§ Task brief:
Leave the pictures out, and retype all of the material exactly as written.

§ Stored records:
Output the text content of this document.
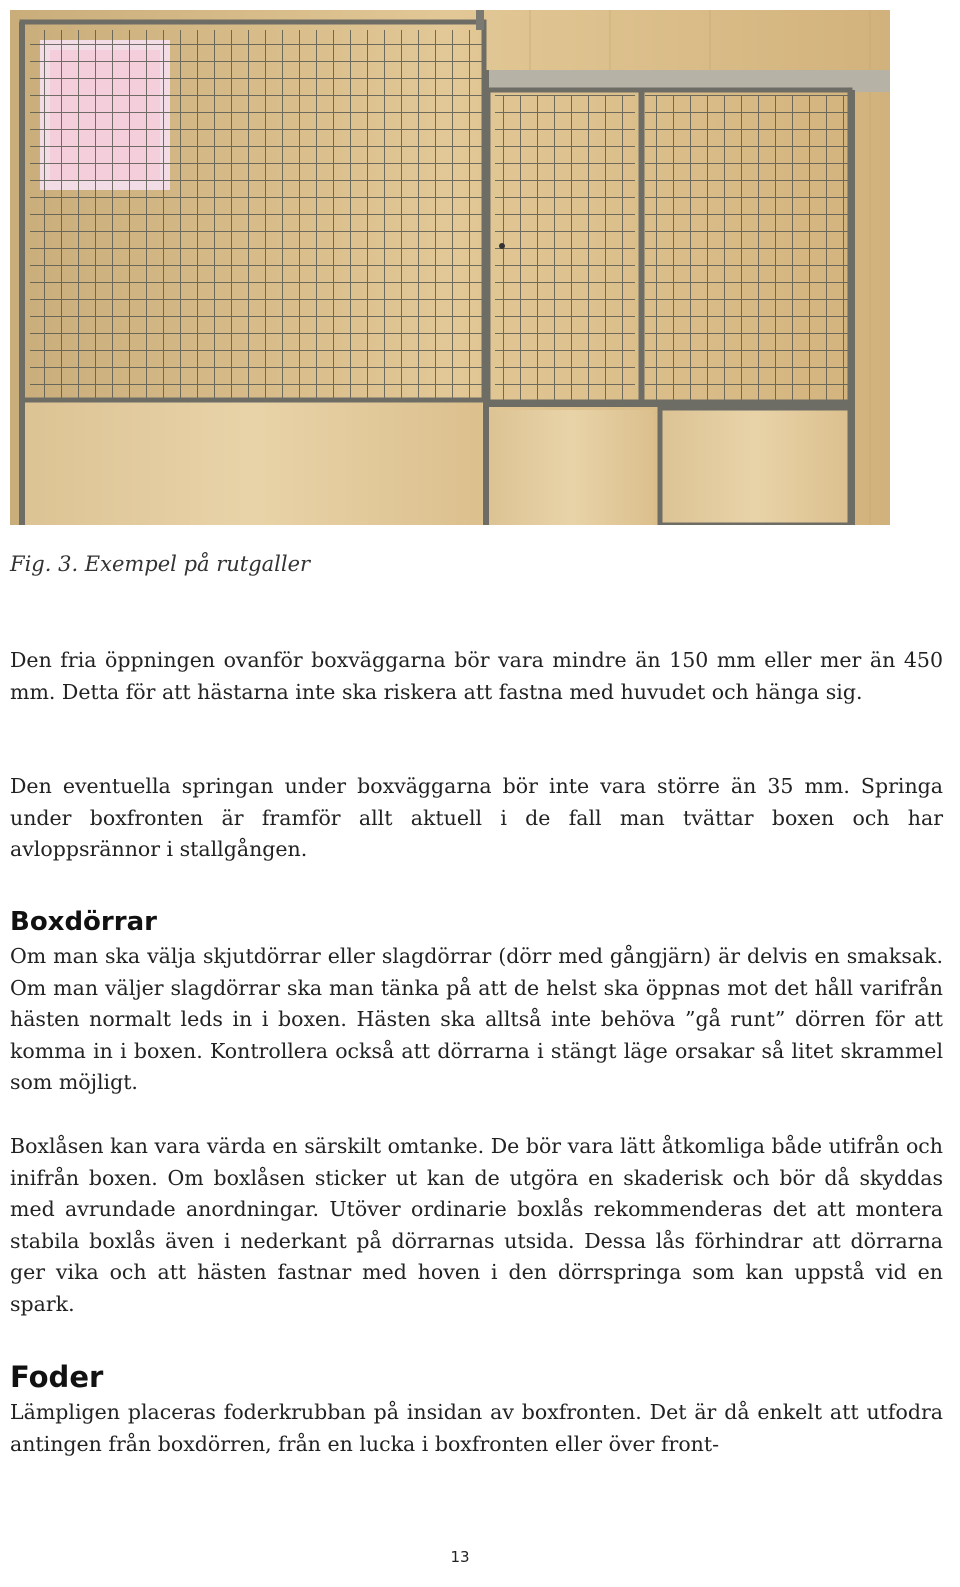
Fig. 3. Exempel på rutgaller

Den fria öppningen ovanför boxväggarna bör vara mindre än 150 mm eller mer än 450 mm. Detta för att hästarna inte ska riskera att fastna med huvudet och hänga sig.

Den eventuella springan under boxväggarna bör inte vara större än 35 mm. Springa under boxfronten är framför allt aktuell i de fall man tvättar boxen och har avloppsrännor i stallgången.

Boxdörrar

Om man ska välja skjutdörrar eller slagdörrar (dörr med gångjärn) är delvis en smaksak. Om man väljer slagdörrar ska man tänka på att de helst ska öppnas mot det håll varifrån hästen normalt leds in i boxen. Hästen ska alltså inte behöva ”gå runt” dörren för att komma in i boxen. Kontrollera också att dörrarna i stängt läge orsakar så litet skrammel som möjligt.

Boxlåsen kan vara värda en särskilt omtanke. De bör vara lätt åtkomliga både utifrån och inifrån boxen. Om boxlåsen sticker ut kan de utgöra en skaderisk och bör då skyddas med avrundade anordningar. Utöver ordinarie boxlås rekommenderas det att montera stabila boxlås även i nederkant på dörrarnas utsida. Dessa lås förhindrar att dörrarna ger vika och att hästen fastnar med hoven i den dörrspringa som kan uppstå vid en spark.

Foder

Lämpligen placeras foderkrubban på insidan av boxfronten. Det är då enkelt att utfodra antingen från boxdörren, från en lucka i boxfronten eller över front-

13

§ Response for this exercise:
Output the text content of this document.
Fig. 3. Exempel på rutgaller

Den fria öppningen ovanför boxväggarna bör vara mindre än 150 mm eller mer än 450 mm. Detta för att hästarna inte ska riskera att fastna med huvudet och hänga sig.

Den eventuella springan under boxväggarna bör inte vara större än 35 mm. Springa under boxfronten är framför allt aktuell i de fall man tvättar boxen och har avloppsrännor i stallgången.

Boxdörrar

Om man ska välja skjutdörrar eller slagdörrar (dörr med gångjärn) är delvis en smaksak. Om man väljer slagdörrar ska man tänka på att de helst ska öppnas mot det håll varifrån hästen normalt leds in i boxen. Hästen ska alltså inte behöva ”gå runt” dörren för att komma in i boxen. Kontrollera också att dörrarna i stängt läge orsakar så litet skrammel som möjligt.

Boxlåsen kan vara värda en särskilt omtanke. De bör vara lätt åtkomliga både utifrån och inifrån boxen. Om boxlåsen sticker ut kan de utgöra en skaderisk och bör då skyddas med avrundade anordningar. Utöver ordinarie boxlås rekommenderas det att montera stabila boxlås även i nederkant på dörrarnas utsida. Dessa lås förhindrar att dörrarna ger vika och att hästen fastnar med hoven i den dörrspringa som kan uppstå vid en spark.

Foder

Lämpligen placeras foderkrubban på insidan av boxfronten. Det är då enkelt att utfodra antingen från boxdörren, från en lucka i boxfronten eller över front-

13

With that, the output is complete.